#### Entries
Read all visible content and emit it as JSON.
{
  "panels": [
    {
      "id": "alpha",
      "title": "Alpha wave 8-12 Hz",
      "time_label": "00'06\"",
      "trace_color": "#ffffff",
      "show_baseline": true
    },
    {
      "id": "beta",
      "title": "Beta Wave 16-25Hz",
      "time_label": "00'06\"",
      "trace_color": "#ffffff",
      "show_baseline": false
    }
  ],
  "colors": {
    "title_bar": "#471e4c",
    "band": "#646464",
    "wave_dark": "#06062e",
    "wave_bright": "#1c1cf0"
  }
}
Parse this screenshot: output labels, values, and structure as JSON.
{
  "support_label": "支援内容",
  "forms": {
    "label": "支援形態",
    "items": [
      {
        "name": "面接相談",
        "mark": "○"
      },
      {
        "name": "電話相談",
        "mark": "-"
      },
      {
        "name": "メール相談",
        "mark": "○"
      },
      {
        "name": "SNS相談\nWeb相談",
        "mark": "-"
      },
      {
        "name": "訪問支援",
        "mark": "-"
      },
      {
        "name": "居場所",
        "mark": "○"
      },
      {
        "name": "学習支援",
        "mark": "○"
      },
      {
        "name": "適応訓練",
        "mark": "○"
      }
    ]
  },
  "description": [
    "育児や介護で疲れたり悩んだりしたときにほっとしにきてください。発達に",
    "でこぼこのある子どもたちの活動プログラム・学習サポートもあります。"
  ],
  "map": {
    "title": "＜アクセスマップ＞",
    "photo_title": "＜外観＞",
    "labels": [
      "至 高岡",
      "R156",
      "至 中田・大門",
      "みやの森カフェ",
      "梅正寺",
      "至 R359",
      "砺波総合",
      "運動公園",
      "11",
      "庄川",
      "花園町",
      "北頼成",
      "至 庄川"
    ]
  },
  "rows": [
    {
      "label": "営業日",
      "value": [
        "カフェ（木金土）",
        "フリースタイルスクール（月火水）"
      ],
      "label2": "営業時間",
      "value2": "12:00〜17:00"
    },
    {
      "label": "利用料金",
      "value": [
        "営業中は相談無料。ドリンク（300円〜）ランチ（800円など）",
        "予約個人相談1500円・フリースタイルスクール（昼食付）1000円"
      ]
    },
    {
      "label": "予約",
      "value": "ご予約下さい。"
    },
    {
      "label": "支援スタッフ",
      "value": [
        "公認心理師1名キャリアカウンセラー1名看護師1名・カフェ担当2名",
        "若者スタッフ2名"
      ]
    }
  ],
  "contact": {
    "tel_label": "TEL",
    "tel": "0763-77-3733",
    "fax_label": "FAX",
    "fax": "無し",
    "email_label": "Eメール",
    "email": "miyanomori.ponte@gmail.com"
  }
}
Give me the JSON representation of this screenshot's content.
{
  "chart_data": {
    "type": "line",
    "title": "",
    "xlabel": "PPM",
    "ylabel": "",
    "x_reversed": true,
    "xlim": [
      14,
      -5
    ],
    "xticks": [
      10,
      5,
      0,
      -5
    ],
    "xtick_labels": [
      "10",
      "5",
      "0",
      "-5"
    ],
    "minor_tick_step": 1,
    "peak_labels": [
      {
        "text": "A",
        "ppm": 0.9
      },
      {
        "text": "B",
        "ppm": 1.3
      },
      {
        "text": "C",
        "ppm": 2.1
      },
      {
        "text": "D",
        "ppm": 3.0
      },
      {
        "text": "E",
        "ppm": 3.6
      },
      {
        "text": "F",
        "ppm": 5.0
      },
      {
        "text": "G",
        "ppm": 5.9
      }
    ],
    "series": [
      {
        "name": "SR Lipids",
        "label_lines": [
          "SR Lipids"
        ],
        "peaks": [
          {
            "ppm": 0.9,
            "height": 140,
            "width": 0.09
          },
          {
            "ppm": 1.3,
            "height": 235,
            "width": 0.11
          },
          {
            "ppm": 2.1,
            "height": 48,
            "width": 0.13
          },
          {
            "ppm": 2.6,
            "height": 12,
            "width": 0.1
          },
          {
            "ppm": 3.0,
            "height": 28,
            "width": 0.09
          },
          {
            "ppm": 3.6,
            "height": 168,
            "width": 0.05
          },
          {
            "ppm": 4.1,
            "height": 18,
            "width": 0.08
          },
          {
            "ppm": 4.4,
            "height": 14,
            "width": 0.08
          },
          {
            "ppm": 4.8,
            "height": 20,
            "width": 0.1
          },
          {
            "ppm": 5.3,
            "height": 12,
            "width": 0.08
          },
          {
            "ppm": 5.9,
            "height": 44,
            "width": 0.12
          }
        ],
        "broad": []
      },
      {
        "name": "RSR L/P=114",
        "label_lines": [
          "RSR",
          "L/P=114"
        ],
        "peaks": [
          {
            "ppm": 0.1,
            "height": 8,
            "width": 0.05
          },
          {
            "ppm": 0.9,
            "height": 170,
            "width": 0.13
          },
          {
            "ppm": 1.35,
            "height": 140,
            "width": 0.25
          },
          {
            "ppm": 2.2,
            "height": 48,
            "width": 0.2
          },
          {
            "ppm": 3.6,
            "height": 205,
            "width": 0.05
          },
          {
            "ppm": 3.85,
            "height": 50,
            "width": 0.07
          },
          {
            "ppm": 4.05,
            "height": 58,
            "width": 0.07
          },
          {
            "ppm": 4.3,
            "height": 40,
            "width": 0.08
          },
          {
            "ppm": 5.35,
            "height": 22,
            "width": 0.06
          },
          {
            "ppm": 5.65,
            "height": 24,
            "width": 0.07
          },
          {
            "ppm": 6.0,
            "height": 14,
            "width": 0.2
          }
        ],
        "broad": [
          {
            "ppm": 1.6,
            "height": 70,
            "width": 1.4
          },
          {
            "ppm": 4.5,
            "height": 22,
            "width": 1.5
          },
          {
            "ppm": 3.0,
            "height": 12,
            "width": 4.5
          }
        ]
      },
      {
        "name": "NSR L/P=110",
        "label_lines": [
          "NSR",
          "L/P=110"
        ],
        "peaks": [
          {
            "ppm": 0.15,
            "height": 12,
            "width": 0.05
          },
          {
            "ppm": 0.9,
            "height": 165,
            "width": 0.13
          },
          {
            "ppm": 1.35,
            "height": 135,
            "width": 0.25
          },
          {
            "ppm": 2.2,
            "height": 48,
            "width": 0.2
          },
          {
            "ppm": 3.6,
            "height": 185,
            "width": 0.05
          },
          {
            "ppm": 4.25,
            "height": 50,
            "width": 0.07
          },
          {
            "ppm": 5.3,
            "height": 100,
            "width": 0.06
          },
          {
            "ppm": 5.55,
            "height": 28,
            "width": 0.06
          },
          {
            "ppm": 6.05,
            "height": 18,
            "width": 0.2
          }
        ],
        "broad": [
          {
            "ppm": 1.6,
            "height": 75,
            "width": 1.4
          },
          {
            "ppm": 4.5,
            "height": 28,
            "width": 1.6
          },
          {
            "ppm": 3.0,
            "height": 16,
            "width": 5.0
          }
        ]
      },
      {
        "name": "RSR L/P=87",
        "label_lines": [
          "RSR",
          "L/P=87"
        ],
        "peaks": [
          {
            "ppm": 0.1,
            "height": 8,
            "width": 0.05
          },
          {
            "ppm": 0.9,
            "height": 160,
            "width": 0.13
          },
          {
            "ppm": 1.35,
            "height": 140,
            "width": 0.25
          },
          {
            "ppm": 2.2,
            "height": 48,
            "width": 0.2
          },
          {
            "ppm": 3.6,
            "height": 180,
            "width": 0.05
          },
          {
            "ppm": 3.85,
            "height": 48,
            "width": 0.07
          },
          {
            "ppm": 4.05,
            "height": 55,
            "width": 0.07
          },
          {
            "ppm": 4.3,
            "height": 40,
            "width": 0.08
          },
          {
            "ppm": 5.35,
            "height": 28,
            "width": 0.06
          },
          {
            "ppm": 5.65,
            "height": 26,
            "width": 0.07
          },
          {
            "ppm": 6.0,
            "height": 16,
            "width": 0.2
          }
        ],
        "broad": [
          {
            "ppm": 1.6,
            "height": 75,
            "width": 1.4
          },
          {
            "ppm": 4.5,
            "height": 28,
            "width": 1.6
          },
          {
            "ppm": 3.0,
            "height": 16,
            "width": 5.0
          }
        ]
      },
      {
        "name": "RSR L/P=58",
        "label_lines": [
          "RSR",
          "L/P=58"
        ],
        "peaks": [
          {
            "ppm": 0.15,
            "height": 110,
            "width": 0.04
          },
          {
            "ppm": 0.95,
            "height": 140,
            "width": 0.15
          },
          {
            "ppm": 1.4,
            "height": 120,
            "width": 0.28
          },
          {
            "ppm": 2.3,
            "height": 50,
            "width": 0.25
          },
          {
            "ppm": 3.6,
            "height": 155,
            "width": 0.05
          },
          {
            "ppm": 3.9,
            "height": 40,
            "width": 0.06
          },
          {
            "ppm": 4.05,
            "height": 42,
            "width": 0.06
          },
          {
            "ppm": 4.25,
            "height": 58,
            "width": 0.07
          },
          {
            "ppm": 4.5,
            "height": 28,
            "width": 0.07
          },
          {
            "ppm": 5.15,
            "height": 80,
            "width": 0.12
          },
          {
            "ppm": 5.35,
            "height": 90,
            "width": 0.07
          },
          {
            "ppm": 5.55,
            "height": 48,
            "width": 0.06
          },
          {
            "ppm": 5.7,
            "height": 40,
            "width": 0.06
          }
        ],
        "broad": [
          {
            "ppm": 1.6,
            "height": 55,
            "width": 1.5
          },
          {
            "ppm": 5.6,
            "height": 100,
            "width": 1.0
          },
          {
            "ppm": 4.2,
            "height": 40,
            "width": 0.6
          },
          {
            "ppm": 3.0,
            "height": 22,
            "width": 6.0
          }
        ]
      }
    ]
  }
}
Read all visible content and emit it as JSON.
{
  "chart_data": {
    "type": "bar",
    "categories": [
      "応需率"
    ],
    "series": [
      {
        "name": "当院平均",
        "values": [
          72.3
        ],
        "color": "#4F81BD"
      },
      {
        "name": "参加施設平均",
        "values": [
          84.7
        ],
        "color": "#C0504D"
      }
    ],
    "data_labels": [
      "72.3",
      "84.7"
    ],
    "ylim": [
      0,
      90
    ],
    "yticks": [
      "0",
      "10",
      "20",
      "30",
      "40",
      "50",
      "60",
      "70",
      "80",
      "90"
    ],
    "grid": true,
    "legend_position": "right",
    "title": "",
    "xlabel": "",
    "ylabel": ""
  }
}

#### Instruction
Using the material above, work out how many lines contain the string "text". Give that number alone.

#### Output for this exercise
7